** begin **

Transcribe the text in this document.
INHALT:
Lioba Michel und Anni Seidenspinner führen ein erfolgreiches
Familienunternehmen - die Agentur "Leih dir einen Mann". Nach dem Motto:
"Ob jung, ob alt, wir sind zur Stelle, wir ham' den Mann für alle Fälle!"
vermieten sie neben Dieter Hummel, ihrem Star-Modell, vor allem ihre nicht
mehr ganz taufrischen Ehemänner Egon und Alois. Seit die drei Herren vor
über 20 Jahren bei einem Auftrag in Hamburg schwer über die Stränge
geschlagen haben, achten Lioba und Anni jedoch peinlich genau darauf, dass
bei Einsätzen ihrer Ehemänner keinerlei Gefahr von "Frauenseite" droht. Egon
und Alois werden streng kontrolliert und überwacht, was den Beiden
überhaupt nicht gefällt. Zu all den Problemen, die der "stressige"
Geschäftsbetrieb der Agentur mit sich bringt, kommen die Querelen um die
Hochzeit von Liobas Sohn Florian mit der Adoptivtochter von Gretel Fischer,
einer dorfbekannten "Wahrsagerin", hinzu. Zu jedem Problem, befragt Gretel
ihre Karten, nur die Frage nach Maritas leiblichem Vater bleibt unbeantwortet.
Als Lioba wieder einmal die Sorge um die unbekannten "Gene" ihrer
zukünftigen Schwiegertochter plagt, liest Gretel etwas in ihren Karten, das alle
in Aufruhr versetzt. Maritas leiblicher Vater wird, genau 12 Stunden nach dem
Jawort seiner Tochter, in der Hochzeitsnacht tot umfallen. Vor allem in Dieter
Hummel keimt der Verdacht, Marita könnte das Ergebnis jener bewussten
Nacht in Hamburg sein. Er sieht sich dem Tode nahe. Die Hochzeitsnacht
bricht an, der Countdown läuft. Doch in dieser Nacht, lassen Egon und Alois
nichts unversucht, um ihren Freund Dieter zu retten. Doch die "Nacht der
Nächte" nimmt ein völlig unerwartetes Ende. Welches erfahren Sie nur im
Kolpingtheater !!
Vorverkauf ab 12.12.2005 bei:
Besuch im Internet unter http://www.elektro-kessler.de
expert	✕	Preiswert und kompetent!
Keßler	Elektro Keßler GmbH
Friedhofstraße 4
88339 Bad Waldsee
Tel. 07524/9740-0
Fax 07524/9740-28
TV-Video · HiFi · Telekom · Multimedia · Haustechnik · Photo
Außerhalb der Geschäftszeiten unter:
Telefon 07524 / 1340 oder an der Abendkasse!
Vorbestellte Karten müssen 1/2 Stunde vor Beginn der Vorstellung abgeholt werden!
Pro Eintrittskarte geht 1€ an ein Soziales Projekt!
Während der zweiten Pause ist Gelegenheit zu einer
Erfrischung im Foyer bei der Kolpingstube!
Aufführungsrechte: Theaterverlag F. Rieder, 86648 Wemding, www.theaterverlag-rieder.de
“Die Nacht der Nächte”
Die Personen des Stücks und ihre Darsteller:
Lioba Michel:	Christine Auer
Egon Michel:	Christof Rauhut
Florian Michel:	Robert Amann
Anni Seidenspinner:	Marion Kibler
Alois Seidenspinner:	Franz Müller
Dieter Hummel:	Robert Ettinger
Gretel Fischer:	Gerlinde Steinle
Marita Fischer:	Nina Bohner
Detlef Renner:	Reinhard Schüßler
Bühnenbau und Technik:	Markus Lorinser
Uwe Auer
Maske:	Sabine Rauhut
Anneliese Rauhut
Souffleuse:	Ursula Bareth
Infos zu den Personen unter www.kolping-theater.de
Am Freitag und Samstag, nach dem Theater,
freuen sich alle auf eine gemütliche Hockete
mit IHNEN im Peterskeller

** end **

> **Instructions for the task**:
Where does the word "Vater" appear in the listing? List each line that holds it.

> **Exercise answer**:
ihre Karten, nur die Frage nach Maritas leiblichem Vater bleibt unbeantwortet.
in Aufruhr versetzt. Maritas leiblicher Vater wird, genau 12 Stunden nach dem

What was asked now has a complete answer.